======== RECORDED DATA ========
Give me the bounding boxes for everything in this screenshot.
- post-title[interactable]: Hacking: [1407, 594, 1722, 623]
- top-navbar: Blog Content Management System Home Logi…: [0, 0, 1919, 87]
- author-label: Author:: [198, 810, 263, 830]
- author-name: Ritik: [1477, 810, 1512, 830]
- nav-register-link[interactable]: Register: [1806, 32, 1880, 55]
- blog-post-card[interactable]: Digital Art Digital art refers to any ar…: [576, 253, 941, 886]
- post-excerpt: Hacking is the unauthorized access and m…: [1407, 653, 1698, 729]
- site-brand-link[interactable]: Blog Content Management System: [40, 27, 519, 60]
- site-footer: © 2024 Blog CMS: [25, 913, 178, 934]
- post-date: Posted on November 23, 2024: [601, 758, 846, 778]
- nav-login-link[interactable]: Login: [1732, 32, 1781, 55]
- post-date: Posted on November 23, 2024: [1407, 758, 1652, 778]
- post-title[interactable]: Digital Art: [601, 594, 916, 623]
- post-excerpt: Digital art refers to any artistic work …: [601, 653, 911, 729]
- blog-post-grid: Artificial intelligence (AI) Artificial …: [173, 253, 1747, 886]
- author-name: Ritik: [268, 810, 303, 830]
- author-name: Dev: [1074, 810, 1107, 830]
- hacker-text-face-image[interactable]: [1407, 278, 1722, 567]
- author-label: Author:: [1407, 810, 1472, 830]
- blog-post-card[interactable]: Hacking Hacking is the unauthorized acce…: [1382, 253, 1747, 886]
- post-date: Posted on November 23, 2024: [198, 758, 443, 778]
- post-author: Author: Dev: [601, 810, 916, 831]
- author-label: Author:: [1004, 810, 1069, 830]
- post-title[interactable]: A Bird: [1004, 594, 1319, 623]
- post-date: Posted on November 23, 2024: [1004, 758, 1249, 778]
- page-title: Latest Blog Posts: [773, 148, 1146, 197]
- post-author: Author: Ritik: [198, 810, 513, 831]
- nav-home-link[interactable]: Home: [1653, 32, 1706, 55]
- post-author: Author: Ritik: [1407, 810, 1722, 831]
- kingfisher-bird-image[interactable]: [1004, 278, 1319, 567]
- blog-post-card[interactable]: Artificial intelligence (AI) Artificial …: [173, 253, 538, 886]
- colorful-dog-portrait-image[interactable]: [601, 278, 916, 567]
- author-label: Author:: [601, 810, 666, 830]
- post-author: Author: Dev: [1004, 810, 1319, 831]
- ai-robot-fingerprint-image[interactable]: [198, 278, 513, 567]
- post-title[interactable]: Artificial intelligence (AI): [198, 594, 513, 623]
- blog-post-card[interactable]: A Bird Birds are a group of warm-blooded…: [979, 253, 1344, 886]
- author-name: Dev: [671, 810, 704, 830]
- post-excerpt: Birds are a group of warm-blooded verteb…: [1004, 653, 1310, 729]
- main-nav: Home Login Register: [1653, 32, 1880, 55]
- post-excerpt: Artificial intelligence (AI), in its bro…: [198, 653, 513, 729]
========
## TASK BRIEF:
Replace every "Posted on" in the listing with "Published on". Give all the lines again and leave everything else unchanged.

## ANSWER:
Give me the bounding boxes for everything in this screenshot.
- post-title[interactable]: Hacking: [1407, 594, 1722, 623]
- top-navbar: Blog Content Management System Home Logi…: [0, 0, 1919, 87]
- author-label: Author:: [198, 810, 263, 830]
- author-name: Ritik: [1477, 810, 1512, 830]
- nav-register-link[interactable]: Register: [1806, 32, 1880, 55]
- blog-post-card[interactable]: Digital Art Digital art refers to any ar…: [576, 253, 941, 886]
- post-excerpt: Hacking is the unauthorized access and m…: [1407, 653, 1698, 729]
- site-brand-link[interactable]: Blog Content Management System: [40, 27, 519, 60]
- site-footer: © 2024 Blog CMS: [25, 913, 178, 934]
- post-date: Published on November 23, 2024: [601, 758, 846, 778]
- nav-login-link[interactable]: Login: [1732, 32, 1781, 55]
- post-date: Published on November 23, 2024: [1407, 758, 1652, 778]
- post-title[interactable]: Digital Art: [601, 594, 916, 623]
- post-excerpt: Digital art refers to any artistic work …: [601, 653, 911, 729]
- blog-post-grid: Artificial intelligence (AI) Artificial …: [173, 253, 1747, 886]
- author-name: Ritik: [268, 810, 303, 830]
- author-name: Dev: [1074, 810, 1107, 830]
- hacker-text-face-image[interactable]: [1407, 278, 1722, 567]
- author-label: Author:: [1407, 810, 1472, 830]
- blog-post-card[interactable]: Hacking Hacking is the unauthorized acce…: [1382, 253, 1747, 886]
- post-date: Published on November 23, 2024: [198, 758, 443, 778]
- post-author: Author: Dev: [601, 810, 916, 831]
- author-label: Author:: [1004, 810, 1069, 830]
- post-title[interactable]: A Bird: [1004, 594, 1319, 623]
- post-date: Published on November 23, 2024: [1004, 758, 1249, 778]
- page-title: Latest Blog Posts: [773, 148, 1146, 197]
- post-author: Author: Ritik: [198, 810, 513, 831]
- nav-home-link[interactable]: Home: [1653, 32, 1706, 55]
- post-author: Author: Ritik: [1407, 810, 1722, 831]
- kingfisher-bird-image[interactable]: [1004, 278, 1319, 567]
- blog-post-card[interactable]: Artificial intelligence (AI) Artificial …: [173, 253, 538, 886]
- colorful-dog-portrait-image[interactable]: [601, 278, 916, 567]
- author-label: Author:: [601, 810, 666, 830]
- post-author: Author: Dev: [1004, 810, 1319, 831]
- ai-robot-fingerprint-image[interactable]: [198, 278, 513, 567]
- post-title[interactable]: Artificial intelligence (AI): [198, 594, 513, 623]
- blog-post-card[interactable]: A Bird Birds are a group of warm-blooded…: [979, 253, 1344, 886]
- author-name: Dev: [671, 810, 704, 830]
- post-excerpt: Birds are a group of warm-blooded verteb…: [1004, 653, 1310, 729]
- main-nav: Home Login Register: [1653, 32, 1880, 55]
- post-excerpt: Artificial intelligence (AI), in its bro…: [198, 653, 513, 729]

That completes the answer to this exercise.